+++ Supplied records +++

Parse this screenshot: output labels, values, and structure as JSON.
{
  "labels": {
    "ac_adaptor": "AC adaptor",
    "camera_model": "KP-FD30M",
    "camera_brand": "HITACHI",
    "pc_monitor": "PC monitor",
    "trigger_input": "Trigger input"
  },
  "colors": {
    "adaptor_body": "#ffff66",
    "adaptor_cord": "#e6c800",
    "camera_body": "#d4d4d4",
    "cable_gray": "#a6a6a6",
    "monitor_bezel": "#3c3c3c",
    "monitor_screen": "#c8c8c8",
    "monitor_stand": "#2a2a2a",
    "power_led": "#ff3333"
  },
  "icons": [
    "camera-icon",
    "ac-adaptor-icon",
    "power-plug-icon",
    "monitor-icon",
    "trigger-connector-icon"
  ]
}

+++

**Problem description:** Reproduce each line of the material above precisely.

**Response to this exercise:**
Parse this screenshot: output labels, values, and structure as JSON.
{
  "labels": {
    "ac_adaptor": "AC adaptor",
    "camera_model": "KP-FD30M",
    "camera_brand": "HITACHI",
    "pc_monitor": "PC monitor",
    "trigger_input": "Trigger input"
  },
  "colors": {
    "adaptor_body": "#ffff66",
    "adaptor_cord": "#e6c800",
    "camera_body": "#d4d4d4",
    "cable_gray": "#a6a6a6",
    "monitor_bezel": "#3c3c3c",
    "monitor_screen": "#c8c8c8",
    "monitor_stand": "#2a2a2a",
    "power_led": "#ff3333"
  },
  "icons": [
    "camera-icon",
    "ac-adaptor-icon",
    "power-plug-icon",
    "monitor-icon",
    "trigger-connector-icon"
  ]
}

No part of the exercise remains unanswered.